**Your instructions**
The entries below contain pictures. Retype everything except those pictures, exactly as given.

(Dataset listings of figures)
⟨

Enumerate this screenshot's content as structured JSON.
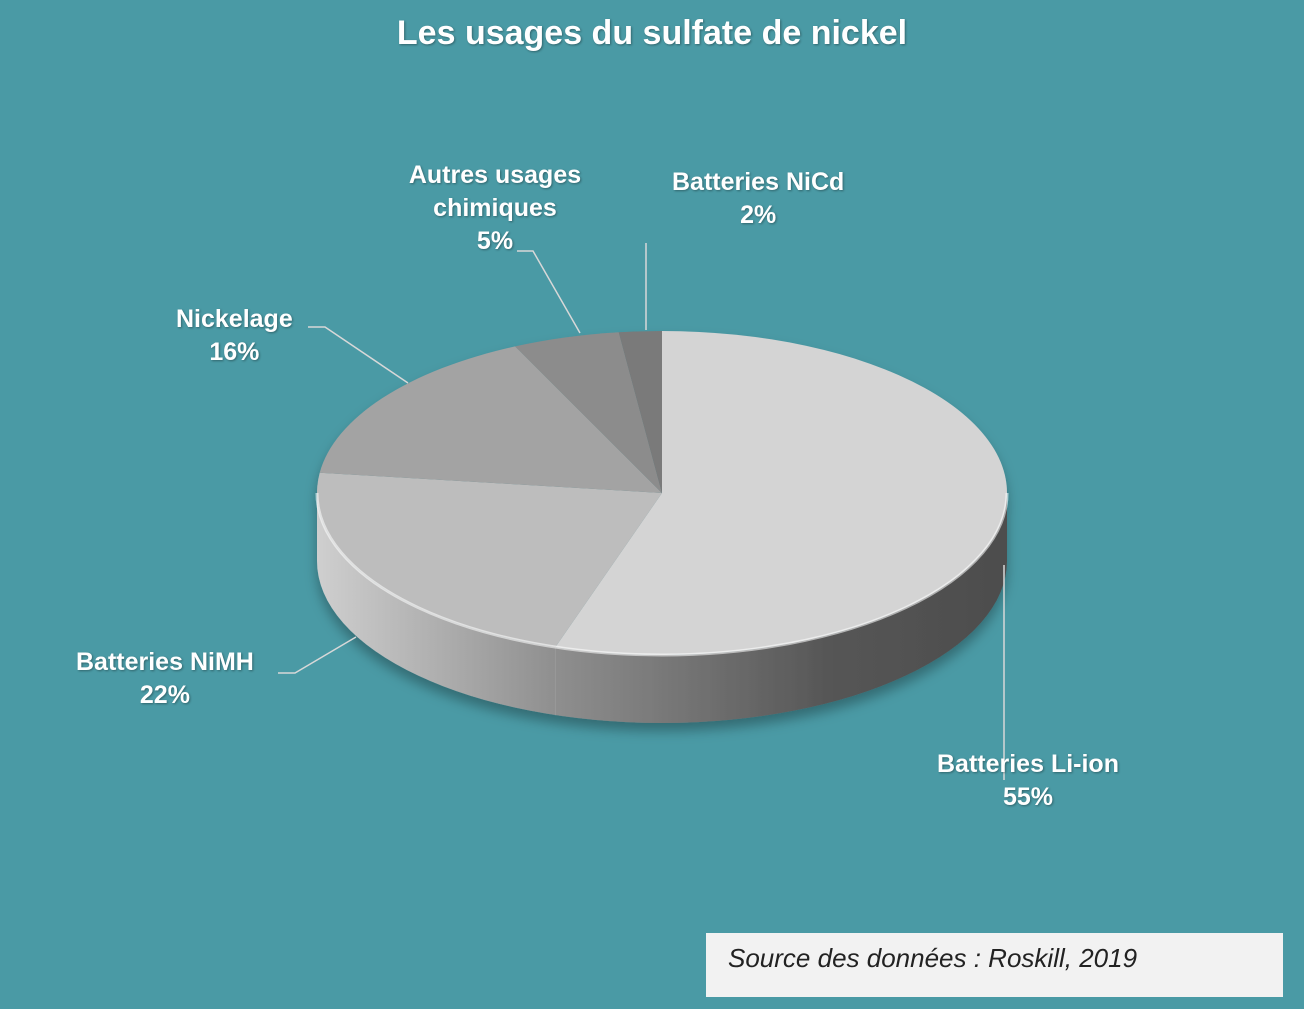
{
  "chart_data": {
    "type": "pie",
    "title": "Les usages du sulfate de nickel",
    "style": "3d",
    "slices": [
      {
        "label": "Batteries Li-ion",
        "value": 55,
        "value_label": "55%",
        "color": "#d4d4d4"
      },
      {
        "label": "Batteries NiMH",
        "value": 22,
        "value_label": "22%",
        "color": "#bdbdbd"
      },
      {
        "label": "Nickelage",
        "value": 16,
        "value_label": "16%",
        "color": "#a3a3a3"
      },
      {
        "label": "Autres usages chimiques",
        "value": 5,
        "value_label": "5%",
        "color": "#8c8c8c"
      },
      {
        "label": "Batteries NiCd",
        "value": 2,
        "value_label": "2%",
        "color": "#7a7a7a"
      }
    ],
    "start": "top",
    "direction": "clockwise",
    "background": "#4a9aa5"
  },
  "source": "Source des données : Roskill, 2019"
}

⟩

**Response**
Enumerate this screenshot's content as structured JSON.
{
  "chart_data": {
    "type": "pie",
    "title": "Les usages du sulfate de nickel",
    "style": "3d",
    "slices": [
      {
        "label": "Batteries Li-ion",
        "value": 55,
        "value_label": "55%",
        "color": "#d4d4d4"
      },
      {
        "label": "Batteries NiMH",
        "value": 22,
        "value_label": "22%",
        "color": "#bdbdbd"
      },
      {
        "label": "Nickelage",
        "value": 16,
        "value_label": "16%",
        "color": "#a3a3a3"
      },
      {
        "label": "Autres usages chimiques",
        "value": 5,
        "value_label": "5%",
        "color": "#8c8c8c"
      },
      {
        "label": "Batteries NiCd",
        "value": 2,
        "value_label": "2%",
        "color": "#7a7a7a"
      }
    ],
    "start": "top",
    "direction": "clockwise",
    "background": "#4a9aa5"
  },
  "source": "Source des données : Roskill, 2019"
}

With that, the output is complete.